STATED TASK
Locate the line that contains "Convert this screenshot". Reproduce it and all following lines up to the end of the material, exactly and with nothing added.

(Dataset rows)
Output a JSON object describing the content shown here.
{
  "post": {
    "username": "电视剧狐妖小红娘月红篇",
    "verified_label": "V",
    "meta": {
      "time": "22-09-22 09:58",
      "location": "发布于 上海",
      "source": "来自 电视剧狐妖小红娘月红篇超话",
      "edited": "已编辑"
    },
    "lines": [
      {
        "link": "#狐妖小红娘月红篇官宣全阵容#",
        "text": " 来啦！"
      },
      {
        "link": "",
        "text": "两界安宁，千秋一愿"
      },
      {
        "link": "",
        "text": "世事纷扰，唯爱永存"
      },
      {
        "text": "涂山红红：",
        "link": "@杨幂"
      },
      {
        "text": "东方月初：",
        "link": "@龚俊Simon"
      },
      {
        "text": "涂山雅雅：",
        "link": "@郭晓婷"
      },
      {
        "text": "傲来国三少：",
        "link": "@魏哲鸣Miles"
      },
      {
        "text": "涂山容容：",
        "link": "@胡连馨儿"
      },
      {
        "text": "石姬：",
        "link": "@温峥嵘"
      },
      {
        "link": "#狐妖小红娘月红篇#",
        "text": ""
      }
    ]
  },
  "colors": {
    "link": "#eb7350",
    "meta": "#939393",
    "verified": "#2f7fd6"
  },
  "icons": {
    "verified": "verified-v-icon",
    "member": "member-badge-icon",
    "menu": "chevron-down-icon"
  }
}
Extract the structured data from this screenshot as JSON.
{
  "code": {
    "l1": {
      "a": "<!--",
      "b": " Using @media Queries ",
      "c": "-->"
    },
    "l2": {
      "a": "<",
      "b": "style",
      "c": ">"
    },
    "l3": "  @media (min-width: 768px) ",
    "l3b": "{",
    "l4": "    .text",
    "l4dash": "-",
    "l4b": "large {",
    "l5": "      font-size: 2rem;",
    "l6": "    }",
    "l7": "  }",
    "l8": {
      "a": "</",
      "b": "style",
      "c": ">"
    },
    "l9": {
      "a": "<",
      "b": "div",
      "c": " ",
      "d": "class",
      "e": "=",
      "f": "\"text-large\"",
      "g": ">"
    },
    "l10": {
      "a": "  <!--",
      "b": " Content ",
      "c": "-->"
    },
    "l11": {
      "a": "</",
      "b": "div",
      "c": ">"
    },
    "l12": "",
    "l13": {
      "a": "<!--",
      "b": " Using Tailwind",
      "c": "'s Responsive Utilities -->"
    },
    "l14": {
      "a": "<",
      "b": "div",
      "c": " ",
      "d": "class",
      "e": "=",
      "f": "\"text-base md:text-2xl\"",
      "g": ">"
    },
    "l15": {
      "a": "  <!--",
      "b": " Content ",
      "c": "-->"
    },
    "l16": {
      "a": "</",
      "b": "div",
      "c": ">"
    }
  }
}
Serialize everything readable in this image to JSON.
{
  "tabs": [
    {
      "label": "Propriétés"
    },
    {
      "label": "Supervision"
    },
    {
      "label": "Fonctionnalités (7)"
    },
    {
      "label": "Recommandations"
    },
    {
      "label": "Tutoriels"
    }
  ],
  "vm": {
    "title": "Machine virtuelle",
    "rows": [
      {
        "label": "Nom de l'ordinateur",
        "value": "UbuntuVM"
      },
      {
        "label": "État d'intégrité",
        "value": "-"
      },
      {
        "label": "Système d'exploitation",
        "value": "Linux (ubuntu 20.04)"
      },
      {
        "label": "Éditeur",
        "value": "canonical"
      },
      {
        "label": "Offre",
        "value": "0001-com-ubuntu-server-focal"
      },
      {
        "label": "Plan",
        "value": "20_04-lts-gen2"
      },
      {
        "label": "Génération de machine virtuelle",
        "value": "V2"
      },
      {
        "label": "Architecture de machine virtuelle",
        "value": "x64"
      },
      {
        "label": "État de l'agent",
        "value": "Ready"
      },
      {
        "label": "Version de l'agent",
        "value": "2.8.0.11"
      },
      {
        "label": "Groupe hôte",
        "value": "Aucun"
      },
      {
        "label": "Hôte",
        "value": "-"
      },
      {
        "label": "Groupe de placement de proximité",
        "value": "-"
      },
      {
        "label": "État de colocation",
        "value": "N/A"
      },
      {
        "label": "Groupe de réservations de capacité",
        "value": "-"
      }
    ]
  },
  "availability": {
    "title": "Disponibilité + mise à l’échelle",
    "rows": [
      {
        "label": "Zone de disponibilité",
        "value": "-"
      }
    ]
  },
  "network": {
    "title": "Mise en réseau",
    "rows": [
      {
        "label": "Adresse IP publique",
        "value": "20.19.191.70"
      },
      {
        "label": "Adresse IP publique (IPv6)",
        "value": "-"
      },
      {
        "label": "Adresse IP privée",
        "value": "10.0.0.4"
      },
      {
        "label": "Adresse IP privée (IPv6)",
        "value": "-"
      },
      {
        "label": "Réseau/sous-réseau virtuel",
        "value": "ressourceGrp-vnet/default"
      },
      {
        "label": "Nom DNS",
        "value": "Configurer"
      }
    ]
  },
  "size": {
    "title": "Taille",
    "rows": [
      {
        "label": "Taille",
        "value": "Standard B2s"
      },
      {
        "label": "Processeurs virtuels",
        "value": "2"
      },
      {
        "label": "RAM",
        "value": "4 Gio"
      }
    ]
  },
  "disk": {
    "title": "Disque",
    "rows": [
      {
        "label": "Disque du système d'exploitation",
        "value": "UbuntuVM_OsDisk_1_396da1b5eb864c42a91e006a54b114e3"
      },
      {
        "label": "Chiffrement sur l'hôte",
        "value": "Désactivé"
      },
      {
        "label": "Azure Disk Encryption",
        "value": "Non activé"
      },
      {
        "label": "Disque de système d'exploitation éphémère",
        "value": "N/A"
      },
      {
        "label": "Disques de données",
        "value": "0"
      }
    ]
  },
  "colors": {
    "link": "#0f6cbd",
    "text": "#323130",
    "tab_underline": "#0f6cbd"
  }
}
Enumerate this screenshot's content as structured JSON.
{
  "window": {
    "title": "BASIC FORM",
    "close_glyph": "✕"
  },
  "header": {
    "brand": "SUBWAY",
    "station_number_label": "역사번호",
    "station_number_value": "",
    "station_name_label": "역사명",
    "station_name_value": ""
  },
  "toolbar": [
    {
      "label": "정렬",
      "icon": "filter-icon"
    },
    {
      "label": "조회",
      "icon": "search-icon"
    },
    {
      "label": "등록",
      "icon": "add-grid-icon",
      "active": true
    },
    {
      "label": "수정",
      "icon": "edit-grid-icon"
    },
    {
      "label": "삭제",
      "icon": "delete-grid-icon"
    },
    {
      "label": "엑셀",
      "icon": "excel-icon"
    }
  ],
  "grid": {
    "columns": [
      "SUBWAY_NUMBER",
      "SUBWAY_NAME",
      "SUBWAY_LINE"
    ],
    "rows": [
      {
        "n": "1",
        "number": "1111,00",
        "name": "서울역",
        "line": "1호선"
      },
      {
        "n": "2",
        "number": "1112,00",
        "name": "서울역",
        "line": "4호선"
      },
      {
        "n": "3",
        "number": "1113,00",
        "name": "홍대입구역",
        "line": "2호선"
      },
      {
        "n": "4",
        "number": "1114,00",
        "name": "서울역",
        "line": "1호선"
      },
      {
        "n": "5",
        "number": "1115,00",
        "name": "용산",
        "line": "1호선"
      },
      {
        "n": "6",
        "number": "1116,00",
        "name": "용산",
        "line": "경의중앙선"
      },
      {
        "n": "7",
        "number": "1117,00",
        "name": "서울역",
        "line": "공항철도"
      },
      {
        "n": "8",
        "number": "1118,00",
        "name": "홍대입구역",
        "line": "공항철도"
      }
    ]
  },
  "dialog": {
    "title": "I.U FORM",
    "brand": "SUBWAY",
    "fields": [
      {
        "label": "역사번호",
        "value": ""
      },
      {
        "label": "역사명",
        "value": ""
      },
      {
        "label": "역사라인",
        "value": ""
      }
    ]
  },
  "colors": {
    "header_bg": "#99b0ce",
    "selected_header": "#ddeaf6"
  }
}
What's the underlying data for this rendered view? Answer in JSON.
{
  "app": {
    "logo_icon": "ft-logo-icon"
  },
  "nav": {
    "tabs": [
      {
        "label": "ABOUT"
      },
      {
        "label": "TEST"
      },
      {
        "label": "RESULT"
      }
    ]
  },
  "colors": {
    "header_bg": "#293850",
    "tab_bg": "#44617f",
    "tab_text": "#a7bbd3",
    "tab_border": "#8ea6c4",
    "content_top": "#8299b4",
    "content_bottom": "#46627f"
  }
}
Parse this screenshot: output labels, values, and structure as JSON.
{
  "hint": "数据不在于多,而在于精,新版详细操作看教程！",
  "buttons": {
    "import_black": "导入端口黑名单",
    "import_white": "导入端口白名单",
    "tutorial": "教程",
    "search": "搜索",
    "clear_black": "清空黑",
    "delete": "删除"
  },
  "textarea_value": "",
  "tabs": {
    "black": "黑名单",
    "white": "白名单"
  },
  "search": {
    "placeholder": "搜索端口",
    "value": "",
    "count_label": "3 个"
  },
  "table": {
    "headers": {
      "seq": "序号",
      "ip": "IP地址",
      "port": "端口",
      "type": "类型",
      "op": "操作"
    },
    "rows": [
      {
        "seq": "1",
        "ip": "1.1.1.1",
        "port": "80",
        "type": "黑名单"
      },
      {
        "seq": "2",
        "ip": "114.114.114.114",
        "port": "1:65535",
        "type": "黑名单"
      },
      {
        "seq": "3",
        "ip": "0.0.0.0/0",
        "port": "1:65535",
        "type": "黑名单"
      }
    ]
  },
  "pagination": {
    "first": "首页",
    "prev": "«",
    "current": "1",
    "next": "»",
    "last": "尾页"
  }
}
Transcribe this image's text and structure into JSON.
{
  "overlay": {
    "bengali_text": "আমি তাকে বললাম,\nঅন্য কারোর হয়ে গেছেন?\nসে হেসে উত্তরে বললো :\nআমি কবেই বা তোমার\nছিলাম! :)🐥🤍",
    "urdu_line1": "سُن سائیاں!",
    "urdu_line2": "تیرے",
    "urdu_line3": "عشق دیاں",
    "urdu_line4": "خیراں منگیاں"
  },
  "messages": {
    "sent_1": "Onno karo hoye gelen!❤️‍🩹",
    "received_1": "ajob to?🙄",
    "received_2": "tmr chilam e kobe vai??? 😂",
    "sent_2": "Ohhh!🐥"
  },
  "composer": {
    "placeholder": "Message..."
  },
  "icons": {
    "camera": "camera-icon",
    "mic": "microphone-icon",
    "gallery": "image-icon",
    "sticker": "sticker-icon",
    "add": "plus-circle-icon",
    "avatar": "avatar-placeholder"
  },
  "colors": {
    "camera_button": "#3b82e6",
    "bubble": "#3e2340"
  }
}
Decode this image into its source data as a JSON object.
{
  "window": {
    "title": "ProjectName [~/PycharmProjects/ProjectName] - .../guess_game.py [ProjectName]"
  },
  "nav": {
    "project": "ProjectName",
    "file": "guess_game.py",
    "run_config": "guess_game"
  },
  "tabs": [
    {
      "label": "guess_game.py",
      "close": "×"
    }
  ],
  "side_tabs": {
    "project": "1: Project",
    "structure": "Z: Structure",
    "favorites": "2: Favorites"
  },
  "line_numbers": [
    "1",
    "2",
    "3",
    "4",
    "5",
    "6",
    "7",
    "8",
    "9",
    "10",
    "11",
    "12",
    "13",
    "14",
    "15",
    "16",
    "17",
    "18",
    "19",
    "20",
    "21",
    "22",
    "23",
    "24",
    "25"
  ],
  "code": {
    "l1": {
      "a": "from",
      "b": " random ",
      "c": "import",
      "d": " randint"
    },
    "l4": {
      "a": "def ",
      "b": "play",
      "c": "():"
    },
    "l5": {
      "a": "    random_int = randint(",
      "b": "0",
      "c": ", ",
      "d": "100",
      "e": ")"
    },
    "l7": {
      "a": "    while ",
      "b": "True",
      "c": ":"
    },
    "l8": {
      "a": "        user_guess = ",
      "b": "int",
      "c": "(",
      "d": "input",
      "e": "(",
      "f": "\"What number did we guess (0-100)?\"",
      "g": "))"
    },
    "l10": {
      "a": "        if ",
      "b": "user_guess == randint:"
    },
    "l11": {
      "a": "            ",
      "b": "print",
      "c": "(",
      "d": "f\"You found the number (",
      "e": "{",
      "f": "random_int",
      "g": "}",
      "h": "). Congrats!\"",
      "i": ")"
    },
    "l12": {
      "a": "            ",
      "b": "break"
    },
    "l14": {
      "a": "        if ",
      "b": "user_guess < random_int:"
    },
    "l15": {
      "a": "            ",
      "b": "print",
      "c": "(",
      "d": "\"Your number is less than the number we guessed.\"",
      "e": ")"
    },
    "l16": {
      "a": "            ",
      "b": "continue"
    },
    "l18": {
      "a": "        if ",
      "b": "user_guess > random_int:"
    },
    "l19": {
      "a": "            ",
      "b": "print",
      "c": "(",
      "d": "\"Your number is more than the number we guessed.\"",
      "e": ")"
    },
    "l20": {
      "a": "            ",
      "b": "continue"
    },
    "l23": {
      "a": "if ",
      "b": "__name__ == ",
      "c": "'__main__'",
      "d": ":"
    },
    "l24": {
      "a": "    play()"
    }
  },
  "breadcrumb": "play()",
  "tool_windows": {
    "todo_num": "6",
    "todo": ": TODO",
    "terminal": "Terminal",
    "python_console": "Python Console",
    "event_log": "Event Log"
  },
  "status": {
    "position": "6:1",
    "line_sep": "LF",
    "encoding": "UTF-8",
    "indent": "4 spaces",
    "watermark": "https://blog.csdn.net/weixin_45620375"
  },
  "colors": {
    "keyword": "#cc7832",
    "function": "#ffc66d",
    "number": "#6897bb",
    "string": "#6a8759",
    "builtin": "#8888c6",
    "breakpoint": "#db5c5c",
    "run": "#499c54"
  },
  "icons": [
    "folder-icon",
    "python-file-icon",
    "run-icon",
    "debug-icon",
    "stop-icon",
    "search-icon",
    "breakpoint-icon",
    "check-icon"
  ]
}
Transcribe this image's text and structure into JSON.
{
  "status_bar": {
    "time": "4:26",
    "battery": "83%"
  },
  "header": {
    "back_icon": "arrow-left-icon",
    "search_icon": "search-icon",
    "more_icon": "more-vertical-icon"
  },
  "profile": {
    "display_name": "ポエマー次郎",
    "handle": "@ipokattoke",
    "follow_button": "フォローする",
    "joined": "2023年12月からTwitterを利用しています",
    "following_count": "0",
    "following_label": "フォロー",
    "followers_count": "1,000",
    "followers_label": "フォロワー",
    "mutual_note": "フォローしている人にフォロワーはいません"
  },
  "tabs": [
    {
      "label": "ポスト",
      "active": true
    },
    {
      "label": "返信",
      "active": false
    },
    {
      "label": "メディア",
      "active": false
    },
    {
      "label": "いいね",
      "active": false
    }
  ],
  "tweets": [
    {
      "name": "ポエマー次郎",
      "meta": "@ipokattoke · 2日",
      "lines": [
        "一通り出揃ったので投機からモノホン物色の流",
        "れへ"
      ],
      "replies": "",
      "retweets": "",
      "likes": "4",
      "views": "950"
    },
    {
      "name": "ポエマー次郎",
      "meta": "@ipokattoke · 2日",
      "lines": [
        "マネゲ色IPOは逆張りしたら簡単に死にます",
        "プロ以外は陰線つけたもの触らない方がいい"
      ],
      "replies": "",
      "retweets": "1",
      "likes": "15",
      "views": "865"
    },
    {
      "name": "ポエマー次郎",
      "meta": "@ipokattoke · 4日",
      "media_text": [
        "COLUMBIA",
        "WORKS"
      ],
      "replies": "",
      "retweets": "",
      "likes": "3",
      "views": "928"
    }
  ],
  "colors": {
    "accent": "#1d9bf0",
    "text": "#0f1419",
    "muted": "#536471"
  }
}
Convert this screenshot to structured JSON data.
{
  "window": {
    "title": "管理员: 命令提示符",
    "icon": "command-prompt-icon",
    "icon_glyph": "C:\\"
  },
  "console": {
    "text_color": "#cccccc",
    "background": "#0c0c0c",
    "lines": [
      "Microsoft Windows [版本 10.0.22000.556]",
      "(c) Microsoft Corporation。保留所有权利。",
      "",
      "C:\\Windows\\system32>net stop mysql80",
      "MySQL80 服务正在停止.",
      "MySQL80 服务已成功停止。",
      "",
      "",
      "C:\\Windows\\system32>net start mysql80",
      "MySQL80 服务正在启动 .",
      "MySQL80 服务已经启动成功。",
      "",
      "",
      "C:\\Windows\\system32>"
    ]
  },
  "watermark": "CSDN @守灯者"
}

EXPECTED OUTPUT
Convert this screenshot to structured JSON data.
{
  "window": {
    "title": "管理员: 命令提示符",
    "icon": "command-prompt-icon",
    "icon_glyph": "C:\\"
  },
  "console": {
    "text_color": "#cccccc",
    "background": "#0c0c0c",
    "lines": [
      "Microsoft Windows [版本 10.0.22000.556]",
      "(c) Microsoft Corporation。保留所有权利。",
      "",
      "C:\\Windows\\system32>net stop mysql80",
      "MySQL80 服务正在停止.",
      "MySQL80 服务已成功停止。",
      "",
      "",
      "C:\\Windows\\system32>net start mysql80",
      "MySQL80 服务正在启动 .",
      "MySQL80 服务已经启动成功。",
      "",
      "",
      "C:\\Windows\\system32>"
    ]
  },
  "watermark": "CSDN @守灯者"
}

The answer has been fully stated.